**Problem statement:** Return each entry exactly, omitting nothing.

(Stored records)
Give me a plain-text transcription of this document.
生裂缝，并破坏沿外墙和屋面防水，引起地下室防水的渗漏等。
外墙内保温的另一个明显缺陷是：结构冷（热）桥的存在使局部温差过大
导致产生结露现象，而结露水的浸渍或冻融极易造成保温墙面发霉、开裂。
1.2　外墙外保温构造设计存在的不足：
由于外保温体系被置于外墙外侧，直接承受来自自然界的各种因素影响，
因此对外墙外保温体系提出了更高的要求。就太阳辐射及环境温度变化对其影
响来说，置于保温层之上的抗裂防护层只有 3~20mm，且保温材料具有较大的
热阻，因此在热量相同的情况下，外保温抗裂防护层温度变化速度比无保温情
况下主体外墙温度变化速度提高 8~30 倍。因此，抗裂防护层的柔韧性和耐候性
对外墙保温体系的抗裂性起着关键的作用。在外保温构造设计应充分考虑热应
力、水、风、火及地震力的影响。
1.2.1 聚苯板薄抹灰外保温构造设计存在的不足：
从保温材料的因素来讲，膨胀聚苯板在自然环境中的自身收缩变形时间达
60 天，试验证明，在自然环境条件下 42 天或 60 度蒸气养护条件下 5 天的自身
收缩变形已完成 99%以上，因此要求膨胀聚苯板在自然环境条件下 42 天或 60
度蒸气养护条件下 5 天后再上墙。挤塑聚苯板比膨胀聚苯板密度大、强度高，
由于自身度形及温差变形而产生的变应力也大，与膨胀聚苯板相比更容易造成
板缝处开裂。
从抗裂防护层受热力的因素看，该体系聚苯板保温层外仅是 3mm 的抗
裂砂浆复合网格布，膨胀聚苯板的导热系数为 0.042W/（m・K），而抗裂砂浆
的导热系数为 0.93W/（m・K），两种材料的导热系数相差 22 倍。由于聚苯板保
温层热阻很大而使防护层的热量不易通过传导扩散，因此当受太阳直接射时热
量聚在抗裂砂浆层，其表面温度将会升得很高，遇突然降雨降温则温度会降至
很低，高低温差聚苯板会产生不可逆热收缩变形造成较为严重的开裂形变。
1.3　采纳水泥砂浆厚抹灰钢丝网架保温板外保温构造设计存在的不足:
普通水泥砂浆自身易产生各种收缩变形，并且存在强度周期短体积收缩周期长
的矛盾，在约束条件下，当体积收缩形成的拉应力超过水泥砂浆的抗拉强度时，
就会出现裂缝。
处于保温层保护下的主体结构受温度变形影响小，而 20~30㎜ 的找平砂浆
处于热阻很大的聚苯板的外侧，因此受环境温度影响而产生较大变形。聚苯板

**Exercise result:**
Give me a plain-text transcription of this document.
生裂缝，并破坏沿外墙和屋面防水，引起地下室防水的渗漏等。
外墙内保温的另一个明显缺陷是：结构冷（热）桥的存在使局部温差过大
导致产生结露现象，而结露水的浸渍或冻融极易造成保温墙面发霉、开裂。
1.2　外墙外保温构造设计存在的不足：
由于外保温体系被置于外墙外侧，直接承受来自自然界的各种因素影响，
因此对外墙外保温体系提出了更高的要求。就太阳辐射及环境温度变化对其影
响来说，置于保温层之上的抗裂防护层只有 3~20mm，且保温材料具有较大的
热阻，因此在热量相同的情况下，外保温抗裂防护层温度变化速度比无保温情
况下主体外墙温度变化速度提高 8~30 倍。因此，抗裂防护层的柔韧性和耐候性
对外墙保温体系的抗裂性起着关键的作用。在外保温构造设计应充分考虑热应
力、水、风、火及地震力的影响。
1.2.1 聚苯板薄抹灰外保温构造设计存在的不足：
从保温材料的因素来讲，膨胀聚苯板在自然环境中的自身收缩变形时间达
60 天，试验证明，在自然环境条件下 42 天或 60 度蒸气养护条件下 5 天的自身
收缩变形已完成 99%以上，因此要求膨胀聚苯板在自然环境条件下 42 天或 60
度蒸气养护条件下 5 天后再上墙。挤塑聚苯板比膨胀聚苯板密度大、强度高，
由于自身度形及温差变形而产生的变应力也大，与膨胀聚苯板相比更容易造成
板缝处开裂。
从抗裂防护层受热力的因素看，该体系聚苯板保温层外仅是 3mm 的抗
裂砂浆复合网格布，膨胀聚苯板的导热系数为 0.042W/（m・K），而抗裂砂浆
的导热系数为 0.93W/（m・K），两种材料的导热系数相差 22 倍。由于聚苯板保
温层热阻很大而使防护层的热量不易通过传导扩散，因此当受太阳直接射时热
量聚在抗裂砂浆层，其表面温度将会升得很高，遇突然降雨降温则温度会降至
很低，高低温差聚苯板会产生不可逆热收缩变形造成较为严重的开裂形变。
1.3　采纳水泥砂浆厚抹灰钢丝网架保温板外保温构造设计存在的不足:
普通水泥砂浆自身易产生各种收缩变形，并且存在强度周期短体积收缩周期长
的矛盾，在约束条件下，当体积收缩形成的拉应力超过水泥砂浆的抗拉强度时，
就会出现裂缝。
处于保温层保护下的主体结构受温度变形影响小，而 20~30㎜ 的找平砂浆
处于热阻很大的聚苯板的外侧，因此受环境温度影响而产生较大变形。聚苯板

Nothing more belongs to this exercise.